INFORMATION GIVEN
= = =

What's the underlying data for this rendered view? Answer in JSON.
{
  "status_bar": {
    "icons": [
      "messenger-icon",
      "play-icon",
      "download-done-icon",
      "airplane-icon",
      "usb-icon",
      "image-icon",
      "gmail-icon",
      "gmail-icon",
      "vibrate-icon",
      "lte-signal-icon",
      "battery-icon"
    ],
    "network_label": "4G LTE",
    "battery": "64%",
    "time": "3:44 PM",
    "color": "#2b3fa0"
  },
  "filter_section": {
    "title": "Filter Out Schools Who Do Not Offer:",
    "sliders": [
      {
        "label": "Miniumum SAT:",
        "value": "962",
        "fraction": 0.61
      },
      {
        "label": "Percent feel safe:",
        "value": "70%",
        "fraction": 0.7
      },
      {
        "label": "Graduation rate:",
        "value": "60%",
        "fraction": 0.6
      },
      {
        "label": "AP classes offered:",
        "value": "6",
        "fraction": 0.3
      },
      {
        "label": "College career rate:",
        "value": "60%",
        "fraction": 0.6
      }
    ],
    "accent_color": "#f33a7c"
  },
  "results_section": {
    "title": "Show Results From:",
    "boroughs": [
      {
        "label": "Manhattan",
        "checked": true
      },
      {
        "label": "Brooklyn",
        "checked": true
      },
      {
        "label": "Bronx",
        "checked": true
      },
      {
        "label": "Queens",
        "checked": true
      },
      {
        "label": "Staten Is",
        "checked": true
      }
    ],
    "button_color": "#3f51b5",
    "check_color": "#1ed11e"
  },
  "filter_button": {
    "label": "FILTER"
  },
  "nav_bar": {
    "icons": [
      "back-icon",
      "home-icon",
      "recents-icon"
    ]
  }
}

= = =

Print out every entry, keeping each one exact.

What's the underlying data for this rendered view? Answer in JSON.
{
  "status_bar": {
    "icons": [
      "messenger-icon",
      "play-icon",
      "download-done-icon",
      "airplane-icon",
      "usb-icon",
      "image-icon",
      "gmail-icon",
      "gmail-icon",
      "vibrate-icon",
      "lte-signal-icon",
      "battery-icon"
    ],
    "network_label": "4G LTE",
    "battery": "64%",
    "time": "3:44 PM",
    "color": "#2b3fa0"
  },
  "filter_section": {
    "title": "Filter Out Schools Who Do Not Offer:",
    "sliders": [
      {
        "label": "Miniumum SAT:",
        "value": "962",
        "fraction": 0.61
      },
      {
        "label": "Percent feel safe:",
        "value": "70%",
        "fraction": 0.7
      },
      {
        "label": "Graduation rate:",
        "value": "60%",
        "fraction": 0.6
      },
      {
        "label": "AP classes offered:",
        "value": "6",
        "fraction": 0.3
      },
      {
        "label": "College career rate:",
        "value": "60%",
        "fraction": 0.6
      }
    ],
    "accent_color": "#f33a7c"
  },
  "results_section": {
    "title": "Show Results From:",
    "boroughs": [
      {
        "label": "Manhattan",
        "checked": true
      },
      {
        "label": "Brooklyn",
        "checked": true
      },
      {
        "label": "Bronx",
        "checked": true
      },
      {
        "label": "Queens",
        "checked": true
      },
      {
        "label": "Staten Is",
        "checked": true
      }
    ],
    "button_color": "#3f51b5",
    "check_color": "#1ed11e"
  },
  "filter_button": {
    "label": "FILTER"
  },
  "nav_bar": {
    "icons": [
      "back-icon",
      "home-icon",
      "recents-icon"
    ]
  }
}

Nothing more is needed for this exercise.